» **DATA FOR PROCESSING**
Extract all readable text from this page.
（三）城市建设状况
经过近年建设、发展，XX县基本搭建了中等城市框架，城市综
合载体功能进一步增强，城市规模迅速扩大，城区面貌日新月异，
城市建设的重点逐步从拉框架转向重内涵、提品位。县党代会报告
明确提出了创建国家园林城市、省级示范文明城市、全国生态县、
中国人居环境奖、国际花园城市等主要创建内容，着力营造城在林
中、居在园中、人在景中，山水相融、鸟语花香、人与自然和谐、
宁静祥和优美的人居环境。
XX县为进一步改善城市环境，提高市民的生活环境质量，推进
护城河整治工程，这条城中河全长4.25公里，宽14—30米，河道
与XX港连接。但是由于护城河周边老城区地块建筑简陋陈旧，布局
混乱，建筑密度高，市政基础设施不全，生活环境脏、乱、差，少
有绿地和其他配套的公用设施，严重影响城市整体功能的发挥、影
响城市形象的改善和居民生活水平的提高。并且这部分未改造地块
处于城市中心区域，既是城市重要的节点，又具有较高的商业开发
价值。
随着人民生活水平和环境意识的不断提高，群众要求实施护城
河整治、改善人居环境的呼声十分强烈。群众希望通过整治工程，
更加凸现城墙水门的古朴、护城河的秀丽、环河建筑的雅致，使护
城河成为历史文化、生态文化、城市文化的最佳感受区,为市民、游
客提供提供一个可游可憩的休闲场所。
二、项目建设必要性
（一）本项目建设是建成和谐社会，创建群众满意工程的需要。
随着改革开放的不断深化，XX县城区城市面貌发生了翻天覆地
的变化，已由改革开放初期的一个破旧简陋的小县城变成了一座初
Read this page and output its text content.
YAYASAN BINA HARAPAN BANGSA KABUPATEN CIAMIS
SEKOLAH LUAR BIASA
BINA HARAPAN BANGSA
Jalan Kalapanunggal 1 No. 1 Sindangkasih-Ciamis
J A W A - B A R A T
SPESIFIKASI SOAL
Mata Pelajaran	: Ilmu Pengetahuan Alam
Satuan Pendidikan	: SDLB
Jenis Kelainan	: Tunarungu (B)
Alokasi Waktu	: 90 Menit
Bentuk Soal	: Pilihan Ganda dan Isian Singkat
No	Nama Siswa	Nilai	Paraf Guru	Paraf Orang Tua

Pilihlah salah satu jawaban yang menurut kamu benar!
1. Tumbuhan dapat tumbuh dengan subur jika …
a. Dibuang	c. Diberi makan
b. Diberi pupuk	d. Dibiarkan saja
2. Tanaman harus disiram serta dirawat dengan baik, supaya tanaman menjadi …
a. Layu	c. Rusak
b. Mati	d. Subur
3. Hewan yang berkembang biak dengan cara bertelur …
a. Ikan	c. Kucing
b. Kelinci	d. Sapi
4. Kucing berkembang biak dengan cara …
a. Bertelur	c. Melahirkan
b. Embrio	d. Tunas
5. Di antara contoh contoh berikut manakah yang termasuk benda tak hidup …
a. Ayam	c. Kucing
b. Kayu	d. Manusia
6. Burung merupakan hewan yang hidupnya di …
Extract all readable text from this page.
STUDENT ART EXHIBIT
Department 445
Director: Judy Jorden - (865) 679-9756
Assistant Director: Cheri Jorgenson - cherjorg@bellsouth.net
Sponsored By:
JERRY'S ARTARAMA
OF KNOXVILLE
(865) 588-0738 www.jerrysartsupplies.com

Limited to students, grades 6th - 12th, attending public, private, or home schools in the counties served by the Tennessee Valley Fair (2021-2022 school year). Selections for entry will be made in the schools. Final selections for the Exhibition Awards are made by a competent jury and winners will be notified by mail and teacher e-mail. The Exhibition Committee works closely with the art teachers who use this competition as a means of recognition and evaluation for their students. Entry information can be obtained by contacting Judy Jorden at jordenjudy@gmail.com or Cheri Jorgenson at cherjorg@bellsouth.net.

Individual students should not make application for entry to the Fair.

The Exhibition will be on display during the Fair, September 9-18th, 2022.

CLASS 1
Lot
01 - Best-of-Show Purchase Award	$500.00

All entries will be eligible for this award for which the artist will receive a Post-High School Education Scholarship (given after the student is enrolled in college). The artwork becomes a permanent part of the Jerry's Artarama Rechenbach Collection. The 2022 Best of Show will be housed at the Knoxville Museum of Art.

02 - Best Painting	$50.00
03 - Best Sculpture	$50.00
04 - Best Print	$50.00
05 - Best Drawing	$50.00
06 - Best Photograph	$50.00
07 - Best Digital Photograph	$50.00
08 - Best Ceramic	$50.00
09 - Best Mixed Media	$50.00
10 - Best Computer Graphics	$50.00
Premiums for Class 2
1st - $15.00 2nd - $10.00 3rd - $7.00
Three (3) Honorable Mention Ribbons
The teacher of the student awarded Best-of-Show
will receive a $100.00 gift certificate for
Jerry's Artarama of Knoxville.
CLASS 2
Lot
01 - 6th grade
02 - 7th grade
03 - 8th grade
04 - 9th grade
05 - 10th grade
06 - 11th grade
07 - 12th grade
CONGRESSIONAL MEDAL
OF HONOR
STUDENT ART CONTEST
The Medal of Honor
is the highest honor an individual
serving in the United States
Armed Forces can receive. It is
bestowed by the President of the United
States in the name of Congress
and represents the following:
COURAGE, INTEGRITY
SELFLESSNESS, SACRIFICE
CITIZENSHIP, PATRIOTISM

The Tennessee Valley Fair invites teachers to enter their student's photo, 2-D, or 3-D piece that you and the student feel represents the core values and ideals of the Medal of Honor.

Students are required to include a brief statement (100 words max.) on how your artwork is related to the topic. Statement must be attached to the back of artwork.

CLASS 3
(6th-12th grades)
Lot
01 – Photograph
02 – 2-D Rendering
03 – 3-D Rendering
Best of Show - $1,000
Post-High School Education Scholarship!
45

» **TASK INSTRUCTIONS**
Return every line of the preceding records in which the word "Jorden" appears.

» **ANSWER BELOW**
Director: Judy Jorden - (865) 679-9756
Limited to students, grades 6th - 12th, attending public, private, or home schools in the counties served by the Tennessee Valley Fair (2021-2022 school year). Selections for entry will be made in the schools. Final selections for the Exhibition Awards are made by a competent jury and winners will be notified by mail and teacher e-mail. The Exhibition Committee works closely with the art teachers who use this competition as a means of recognition and evaluation for their students. Entry information can be obtained by contacting Judy Jorden at jordenjudy@gmail.com or Cheri Jorgenson at cherjorg@bellsouth.net.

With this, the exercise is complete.